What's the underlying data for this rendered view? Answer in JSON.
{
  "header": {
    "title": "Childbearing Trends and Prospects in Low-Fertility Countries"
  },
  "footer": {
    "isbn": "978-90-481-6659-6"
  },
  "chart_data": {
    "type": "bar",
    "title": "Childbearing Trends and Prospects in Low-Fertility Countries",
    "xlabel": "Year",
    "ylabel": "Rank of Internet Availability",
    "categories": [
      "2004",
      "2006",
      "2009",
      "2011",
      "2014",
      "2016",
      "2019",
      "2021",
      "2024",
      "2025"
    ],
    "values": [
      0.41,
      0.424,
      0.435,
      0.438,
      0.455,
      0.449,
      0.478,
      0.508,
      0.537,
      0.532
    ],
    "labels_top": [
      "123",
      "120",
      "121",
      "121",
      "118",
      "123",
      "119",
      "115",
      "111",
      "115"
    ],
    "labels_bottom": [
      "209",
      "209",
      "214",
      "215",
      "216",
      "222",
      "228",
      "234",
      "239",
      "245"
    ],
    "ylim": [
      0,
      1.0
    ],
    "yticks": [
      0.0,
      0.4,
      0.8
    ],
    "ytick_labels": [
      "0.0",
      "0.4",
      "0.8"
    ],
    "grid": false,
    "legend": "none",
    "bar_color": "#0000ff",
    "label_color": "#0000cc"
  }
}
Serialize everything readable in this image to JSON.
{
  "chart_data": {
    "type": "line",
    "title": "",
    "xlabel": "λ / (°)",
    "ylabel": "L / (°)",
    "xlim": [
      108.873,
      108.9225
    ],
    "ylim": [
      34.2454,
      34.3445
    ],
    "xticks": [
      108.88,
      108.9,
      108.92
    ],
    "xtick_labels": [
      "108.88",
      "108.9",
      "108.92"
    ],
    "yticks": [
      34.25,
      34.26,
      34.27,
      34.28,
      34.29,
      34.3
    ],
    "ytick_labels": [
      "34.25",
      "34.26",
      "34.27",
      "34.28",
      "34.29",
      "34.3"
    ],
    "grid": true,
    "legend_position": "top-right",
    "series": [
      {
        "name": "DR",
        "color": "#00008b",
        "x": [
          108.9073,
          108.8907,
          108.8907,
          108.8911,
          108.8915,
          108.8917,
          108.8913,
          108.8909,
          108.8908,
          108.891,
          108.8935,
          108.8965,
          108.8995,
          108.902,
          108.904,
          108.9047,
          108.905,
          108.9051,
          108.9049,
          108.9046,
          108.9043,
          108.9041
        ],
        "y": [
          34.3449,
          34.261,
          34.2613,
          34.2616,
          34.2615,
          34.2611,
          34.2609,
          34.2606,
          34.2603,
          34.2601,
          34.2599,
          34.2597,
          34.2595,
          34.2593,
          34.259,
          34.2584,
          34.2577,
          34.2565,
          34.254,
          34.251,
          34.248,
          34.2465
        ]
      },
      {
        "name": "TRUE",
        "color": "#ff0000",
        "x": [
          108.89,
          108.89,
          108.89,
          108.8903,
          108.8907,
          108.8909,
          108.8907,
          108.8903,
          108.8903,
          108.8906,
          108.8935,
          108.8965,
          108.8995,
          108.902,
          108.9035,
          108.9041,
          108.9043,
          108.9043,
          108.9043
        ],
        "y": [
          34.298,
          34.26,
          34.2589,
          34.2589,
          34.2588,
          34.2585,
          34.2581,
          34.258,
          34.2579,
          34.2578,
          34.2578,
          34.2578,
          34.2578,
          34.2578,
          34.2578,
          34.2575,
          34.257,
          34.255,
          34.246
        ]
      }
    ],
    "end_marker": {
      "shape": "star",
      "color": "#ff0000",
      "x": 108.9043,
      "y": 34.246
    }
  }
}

### INSTRUCTION
Output all of the data above without any alteration.

### REPLY TO THE EXERCISE
What's the underlying data for this rendered view? Answer in JSON.
{
  "header": {
    "title": "Childbearing Trends and Prospects in Low-Fertility Countries"
  },
  "footer": {
    "isbn": "978-90-481-6659-6"
  },
  "chart_data": {
    "type": "bar",
    "title": "Childbearing Trends and Prospects in Low-Fertility Countries",
    "xlabel": "Year",
    "ylabel": "Rank of Internet Availability",
    "categories": [
      "2004",
      "2006",
      "2009",
      "2011",
      "2014",
      "2016",
      "2019",
      "2021",
      "2024",
      "2025"
    ],
    "values": [
      0.41,
      0.424,
      0.435,
      0.438,
      0.455,
      0.449,
      0.478,
      0.508,
      0.537,
      0.532
    ],
    "labels_top": [
      "123",
      "120",
      "121",
      "121",
      "118",
      "123",
      "119",
      "115",
      "111",
      "115"
    ],
    "labels_bottom": [
      "209",
      "209",
      "214",
      "215",
      "216",
      "222",
      "228",
      "234",
      "239",
      "245"
    ],
    "ylim": [
      0,
      1.0
    ],
    "yticks": [
      0.0,
      0.4,
      0.8
    ],
    "ytick_labels": [
      "0.0",
      "0.4",
      "0.8"
    ],
    "grid": false,
    "legend": "none",
    "bar_color": "#0000ff",
    "label_color": "#0000cc"
  }
}
Serialize everything readable in this image to JSON.
{
  "chart_data": {
    "type": "line",
    "title": "",
    "xlabel": "λ / (°)",
    "ylabel": "L / (°)",
    "xlim": [
      108.873,
      108.9225
    ],
    "ylim": [
      34.2454,
      34.3445
    ],
    "xticks": [
      108.88,
      108.9,
      108.92
    ],
    "xtick_labels": [
      "108.88",
      "108.9",
      "108.92"
    ],
    "yticks": [
      34.25,
      34.26,
      34.27,
      34.28,
      34.29,
      34.3
    ],
    "ytick_labels": [
      "34.25",
      "34.26",
      "34.27",
      "34.28",
      "34.29",
      "34.3"
    ],
    "grid": true,
    "legend_position": "top-right",
    "series": [
      {
        "name": "DR",
        "color": "#00008b",
        "x": [
          108.9073,
          108.8907,
          108.8907,
          108.8911,
          108.8915,
          108.8917,
          108.8913,
          108.8909,
          108.8908,
          108.891,
          108.8935,
          108.8965,
          108.8995,
          108.902,
          108.904,
          108.9047,
          108.905,
          108.9051,
          108.9049,
          108.9046,
          108.9043,
          108.9041
        ],
        "y": [
          34.3449,
          34.261,
          34.2613,
          34.2616,
          34.2615,
          34.2611,
          34.2609,
          34.2606,
          34.2603,
          34.2601,
          34.2599,
          34.2597,
          34.2595,
          34.2593,
          34.259,
          34.2584,
          34.2577,
          34.2565,
          34.254,
          34.251,
          34.248,
          34.2465
        ]
      },
      {
        "name": "TRUE",
        "color": "#ff0000",
        "x": [
          108.89,
          108.89,
          108.89,
          108.8903,
          108.8907,
          108.8909,
          108.8907,
          108.8903,
          108.8903,
          108.8906,
          108.8935,
          108.8965,
          108.8995,
          108.902,
          108.9035,
          108.9041,
          108.9043,
          108.9043,
          108.9043
        ],
        "y": [
          34.298,
          34.26,
          34.2589,
          34.2589,
          34.2588,
          34.2585,
          34.2581,
          34.258,
          34.2579,
          34.2578,
          34.2578,
          34.2578,
          34.2578,
          34.2578,
          34.2578,
          34.2575,
          34.257,
          34.255,
          34.246
        ]
      }
    ],
    "end_marker": {
      "shape": "star",
      "color": "#ff0000",
      "x": 108.9043,
      "y": 34.246
    }
  }
}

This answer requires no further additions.